◆ **Exercise**:
In the material below, find all lines with the string "ylabel" and copy them.

_ _ _ _

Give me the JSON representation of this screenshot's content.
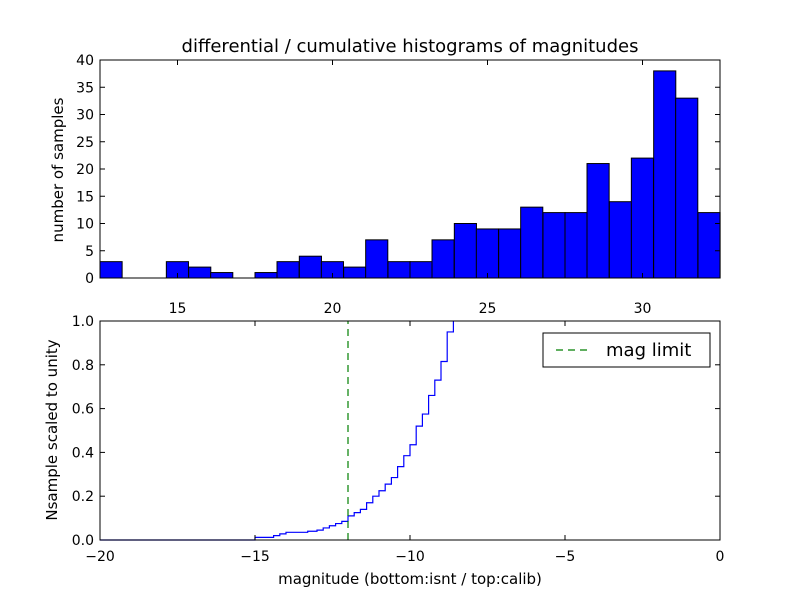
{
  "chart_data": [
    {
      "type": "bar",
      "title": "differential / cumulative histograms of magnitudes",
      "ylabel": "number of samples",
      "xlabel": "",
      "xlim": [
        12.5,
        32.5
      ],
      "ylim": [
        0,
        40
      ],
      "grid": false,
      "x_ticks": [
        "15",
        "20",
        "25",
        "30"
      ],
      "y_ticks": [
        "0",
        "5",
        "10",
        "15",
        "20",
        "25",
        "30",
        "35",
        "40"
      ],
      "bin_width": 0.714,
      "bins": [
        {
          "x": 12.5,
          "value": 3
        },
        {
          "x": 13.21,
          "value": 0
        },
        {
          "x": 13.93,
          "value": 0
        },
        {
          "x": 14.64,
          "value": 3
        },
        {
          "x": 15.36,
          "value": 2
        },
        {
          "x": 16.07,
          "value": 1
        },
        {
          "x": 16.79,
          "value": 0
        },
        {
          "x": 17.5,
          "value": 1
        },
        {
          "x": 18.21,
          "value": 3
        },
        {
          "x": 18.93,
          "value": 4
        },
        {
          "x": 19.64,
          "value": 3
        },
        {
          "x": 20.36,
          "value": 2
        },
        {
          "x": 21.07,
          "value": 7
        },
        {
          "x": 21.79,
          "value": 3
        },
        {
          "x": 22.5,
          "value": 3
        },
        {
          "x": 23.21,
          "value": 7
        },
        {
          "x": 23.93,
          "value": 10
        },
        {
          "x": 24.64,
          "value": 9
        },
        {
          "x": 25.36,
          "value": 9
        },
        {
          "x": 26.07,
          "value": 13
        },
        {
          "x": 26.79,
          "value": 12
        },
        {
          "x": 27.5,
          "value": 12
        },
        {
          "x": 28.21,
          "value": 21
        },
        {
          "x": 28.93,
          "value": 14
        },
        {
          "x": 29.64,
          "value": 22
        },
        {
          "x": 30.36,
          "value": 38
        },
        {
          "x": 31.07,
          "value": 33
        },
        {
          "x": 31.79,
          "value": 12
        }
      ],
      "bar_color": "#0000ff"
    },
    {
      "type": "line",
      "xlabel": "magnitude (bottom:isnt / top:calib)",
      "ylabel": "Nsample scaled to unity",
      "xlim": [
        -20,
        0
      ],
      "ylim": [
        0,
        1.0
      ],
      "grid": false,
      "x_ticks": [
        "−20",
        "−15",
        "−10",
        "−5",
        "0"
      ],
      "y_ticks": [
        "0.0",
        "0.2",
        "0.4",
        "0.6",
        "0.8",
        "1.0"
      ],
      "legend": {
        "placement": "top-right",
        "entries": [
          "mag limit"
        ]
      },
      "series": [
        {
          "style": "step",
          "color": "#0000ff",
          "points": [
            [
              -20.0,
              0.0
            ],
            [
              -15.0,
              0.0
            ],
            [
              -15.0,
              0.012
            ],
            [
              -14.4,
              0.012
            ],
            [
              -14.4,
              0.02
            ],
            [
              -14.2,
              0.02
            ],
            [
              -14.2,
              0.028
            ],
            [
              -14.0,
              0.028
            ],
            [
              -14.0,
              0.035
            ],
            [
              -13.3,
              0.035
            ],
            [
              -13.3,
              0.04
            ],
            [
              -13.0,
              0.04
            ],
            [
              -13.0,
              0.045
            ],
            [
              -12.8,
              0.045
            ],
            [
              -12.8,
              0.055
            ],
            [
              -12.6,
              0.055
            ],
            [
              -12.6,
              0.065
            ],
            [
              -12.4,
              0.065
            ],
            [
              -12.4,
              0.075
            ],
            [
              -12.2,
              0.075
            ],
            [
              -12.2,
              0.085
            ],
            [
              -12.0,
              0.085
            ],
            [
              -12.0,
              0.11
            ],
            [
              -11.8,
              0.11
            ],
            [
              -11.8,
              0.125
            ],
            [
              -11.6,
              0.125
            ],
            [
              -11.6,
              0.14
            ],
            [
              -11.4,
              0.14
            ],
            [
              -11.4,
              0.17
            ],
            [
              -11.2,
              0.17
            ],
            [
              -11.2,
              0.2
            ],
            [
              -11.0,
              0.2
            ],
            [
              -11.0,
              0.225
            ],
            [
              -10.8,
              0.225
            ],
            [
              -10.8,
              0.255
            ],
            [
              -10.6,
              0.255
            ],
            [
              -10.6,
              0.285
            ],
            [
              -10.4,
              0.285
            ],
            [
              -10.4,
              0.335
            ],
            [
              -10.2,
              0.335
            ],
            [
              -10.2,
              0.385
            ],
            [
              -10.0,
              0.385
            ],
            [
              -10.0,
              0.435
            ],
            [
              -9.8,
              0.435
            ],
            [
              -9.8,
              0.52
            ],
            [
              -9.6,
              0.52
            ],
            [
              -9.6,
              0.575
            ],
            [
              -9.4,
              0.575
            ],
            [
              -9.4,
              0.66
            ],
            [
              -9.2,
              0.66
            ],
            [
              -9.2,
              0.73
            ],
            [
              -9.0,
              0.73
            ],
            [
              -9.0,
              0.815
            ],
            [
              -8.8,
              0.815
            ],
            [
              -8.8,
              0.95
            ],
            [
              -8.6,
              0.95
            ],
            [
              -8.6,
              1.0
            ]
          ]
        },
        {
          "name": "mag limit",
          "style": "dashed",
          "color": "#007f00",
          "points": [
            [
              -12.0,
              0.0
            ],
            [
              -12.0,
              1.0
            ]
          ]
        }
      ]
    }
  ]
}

_ _ _ _

◆ **Response**:
      "ylabel": "number of samples",
      "ylabel": "Nsample scaled to unity",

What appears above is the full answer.